SHORT PROBLEM
Carry none of the pictures over; set down the material below exactly.

── EXTRACTED INFORMATION ──

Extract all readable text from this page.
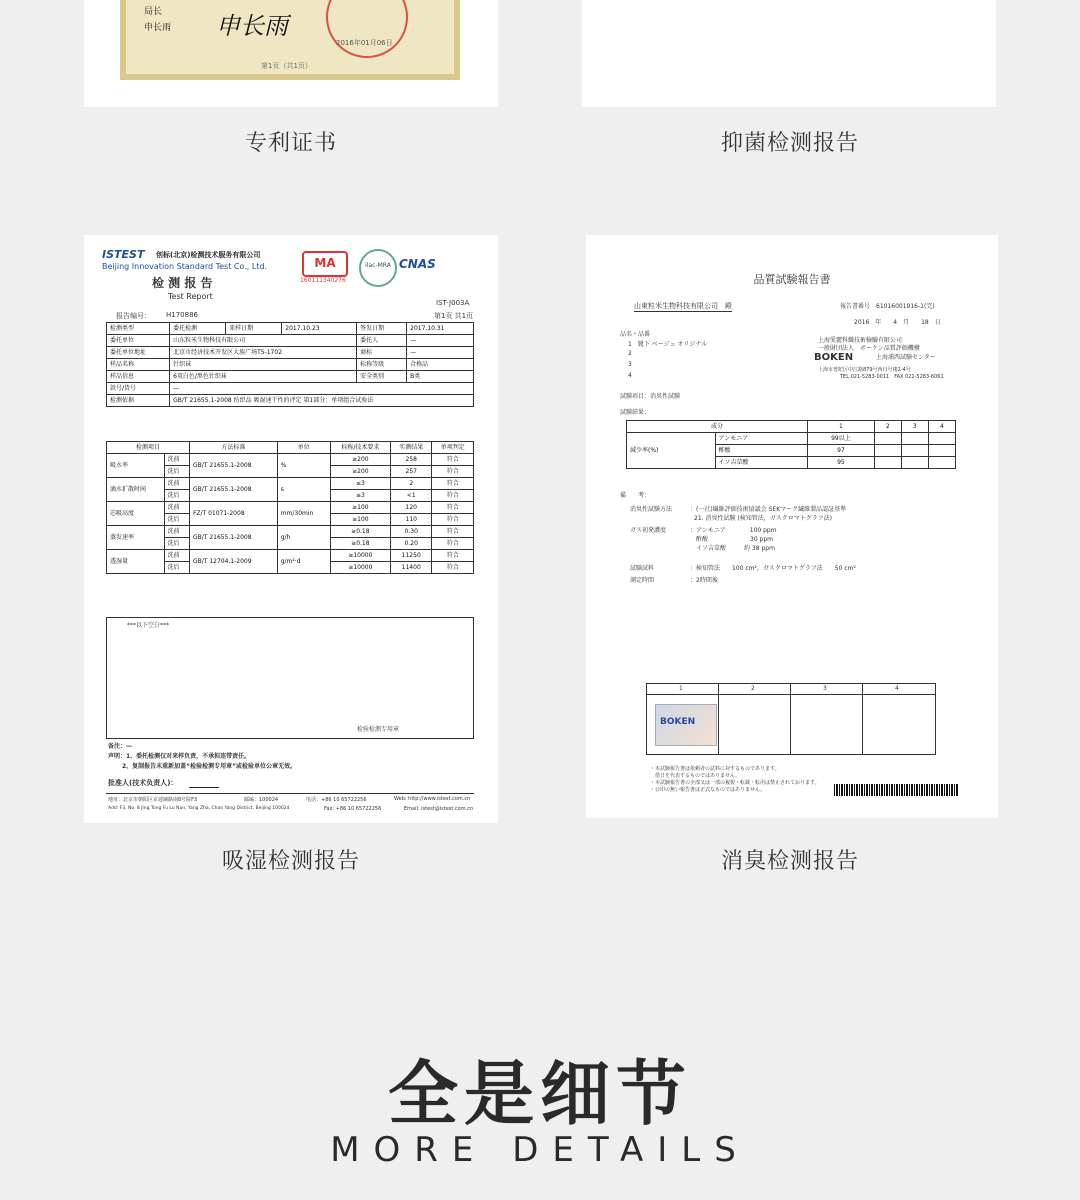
局长
申长雨 申长雨
2016年01月06日
第1页（共1页）
专利证书	抑菌检测报告
ISTEST 创标(北京)检测技术服务有限公司
Beijing Innovation Standard Test Co., Ltd.
检 测 报 告
Test Report
MA
160111340276
ilac-MRA CNAS
IST-J003A
报告编号： H170886	第1页 共1页
检测类型	委托检测	来样日期	2017.10.23	签发日期	2017.10.31
委托单位	山东粒米生物科技有限公司			委托人	—
委托单位地址	北京市经济技术开发区大族广场T5-1702			商标	—
样品名称	针织袜			标称等级	合格品
样品信息	6双白色/黑色针织袜			安全类别	B类
款号/货号	—				
检测依据	GB/T 21655.1-2008 纺织品 吸湿速干性的评定 第1部分：单项组合试验法				
检测项目		方法标准	单位	标称/技术要求	实测结果	单项判定
吸水率	洗前	GB/T 21655.1-2008	%	≥200	258	符合
	洗后			≥200	257	符合
滴水扩散时间	洗前	GB/T 21655.1-2008	s	≤3	2	符合
	洗后			≤3	<1	符合
芯吸高度	洗前	FZ/T 01071-2008	mm/30min	≥100	120	符合
	洗后			≥100	110	符合
蒸发速率	洗前	GB/T 21655.1-2008	g/h	≥0.18	0.30	符合
	洗后			≥0.18	0.20	符合
透湿量	洗前	GB/T 12704.1-2009	g/m²·d	≥10000	11250	符合
	洗后			≥10000	11400	符合
***以下空白***
检验检测专用章
备注：—
声明：1、委托检测仅对来样负责，不承担连带责任。
2、复制报告未重新加盖“检验检测专用章”或检验单位公章无效。
批准人(技术负责人)：
地址：北京市朝阳区京通辅路南8号院F3	邮编：100024	电话：+86 10 65722256	Web: http://www.istest.com.cn
Add: F3, No. 8 Jing Tong Fu Lu Nan, Yang Zha, Chao Yang District, Beijing 100024	Fax: +86 10 65722256	Email: istest@istest.com.cn
品質試験報告書
山東粒米生物科技有限公司　殿	報告書番号　61016001916-1(完)
2016　年　　4　月　　18　日
品名・品番
1　靴下 ベージュ オリジナル
2
3
4
上海愛麗科織技術檢驗有限公司
一般財団法人　ボーケン品質評価機構
BOKEN	上海浦西試験センター
上海市普陀区中江路879号西日号楼2-4号
TEL 021-5283-0011　FAX 021-5283-6061
試験項目：消臭性試験
試験結果：
成分		1	2	3	4
減少率(%)	アンモニア	99以上			
	酢酸	97			
	イソ吉草酸	95			
備　　考：
消臭性試験方法	：(一社)繊維評価技術協議会 SEKマーク繊維製品認証基準
21. 消臭性試験 (検知管法，ガスクロマトグラフ法)
ガス初発濃度	：アンモニア　　　　100 ppm
　酢酸　　　　　　　30 ppm
　イソ吉草酸　　　約 38 ppm
試験試料	：検知管法　　100 cm²，ガスクロマトグラフ法　　50 cm²
測定時間	：2時間後
1	2	3	4
BOKEN
・本試験報告書は依頼者の試料に対するものであります。
　借日を代表するものではありません。
・本試験報告書の全部又は一部の複製・転載・転用は禁止されております。
・公印の無い報告書は正式なものではありません。
吸湿检测报告	消臭检测报告
全是细节
MORE DETAILS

───

THE REPLY
Extract all readable text from this page.
局长
申长雨 申长雨
2016年01月06日
第1页（共1页）
专利证书	抑菌检测报告
ISTEST 创标(北京)检测技术服务有限公司
Beijing Innovation Standard Test Co., Ltd.
检 测 报 告
Test Report
MA
160111340276
ilac-MRA CNAS
IST-J003A
报告编号： H170886	第1页 共1页
检测类型	委托检测	来样日期	2017.10.23	签发日期	2017.10.31
委托单位	山东粒米生物科技有限公司			委托人	—
委托单位地址	北京市经济技术开发区大族广场T5-1702			商标	—
样品名称	针织袜			标称等级	合格品
样品信息	6双白色/黑色针织袜			安全类别	B类
款号/货号	—				
检测依据	GB/T 21655.1-2008 纺织品 吸湿速干性的评定 第1部分：单项组合试验法				
检测项目		方法标准	单位	标称/技术要求	实测结果	单项判定
吸水率	洗前	GB/T 21655.1-2008	%	≥200	258	符合
	洗后			≥200	257	符合
滴水扩散时间	洗前	GB/T 21655.1-2008	s	≤3	2	符合
	洗后			≤3	<1	符合
芯吸高度	洗前	FZ/T 01071-2008	mm/30min	≥100	120	符合
	洗后			≥100	110	符合
蒸发速率	洗前	GB/T 21655.1-2008	g/h	≥0.18	0.30	符合
	洗后			≥0.18	0.20	符合
透湿量	洗前	GB/T 12704.1-2009	g/m²·d	≥10000	11250	符合
	洗后			≥10000	11400	符合
***以下空白***
检验检测专用章
备注：—
声明：1、委托检测仅对来样负责，不承担连带责任。
2、复制报告未重新加盖“检验检测专用章”或检验单位公章无效。
批准人(技术负责人)：
地址：北京市朝阳区京通辅路南8号院F3	邮编：100024	电话：+86 10 65722256	Web: http://www.istest.com.cn
Add: F3, No. 8 Jing Tong Fu Lu Nan, Yang Zha, Chao Yang District, Beijing 100024	Fax: +86 10 65722256	Email: istest@istest.com.cn
品質試験報告書
山東粒米生物科技有限公司　殿	報告書番号　61016001916-1(完)
2016　年　　4　月　　18　日
品名・品番
1　靴下 ベージュ オリジナル
2
3
4
上海愛麗科織技術檢驗有限公司
一般財団法人　ボーケン品質評価機構
BOKEN	上海浦西試験センター
上海市普陀区中江路879号西日号楼2-4号
TEL 021-5283-0011　FAX 021-5283-6061
試験項目：消臭性試験
試験結果：
成分		1	2	3	4
減少率(%)	アンモニア	99以上			
	酢酸	97			
	イソ吉草酸	95			
備　　考：
消臭性試験方法	：(一社)繊維評価技術協議会 SEKマーク繊維製品認証基準
21. 消臭性試験 (検知管法，ガスクロマトグラフ法)
ガス初発濃度	：アンモニア　　　　100 ppm
　酢酸　　　　　　　30 ppm
　イソ吉草酸　　　約 38 ppm
試験試料	：検知管法　　100 cm²，ガスクロマトグラフ法　　50 cm²
測定時間	：2時間後
1	2	3	4
BOKEN
・本試験報告書は依頼者の試料に対するものであります。
　借日を代表するものではありません。
・本試験報告書の全部又は一部の複製・転載・転用は禁止されております。
・公印の無い報告書は正式なものではありません。
吸湿检测报告	消臭检测报告
全是细节
MORE DETAILS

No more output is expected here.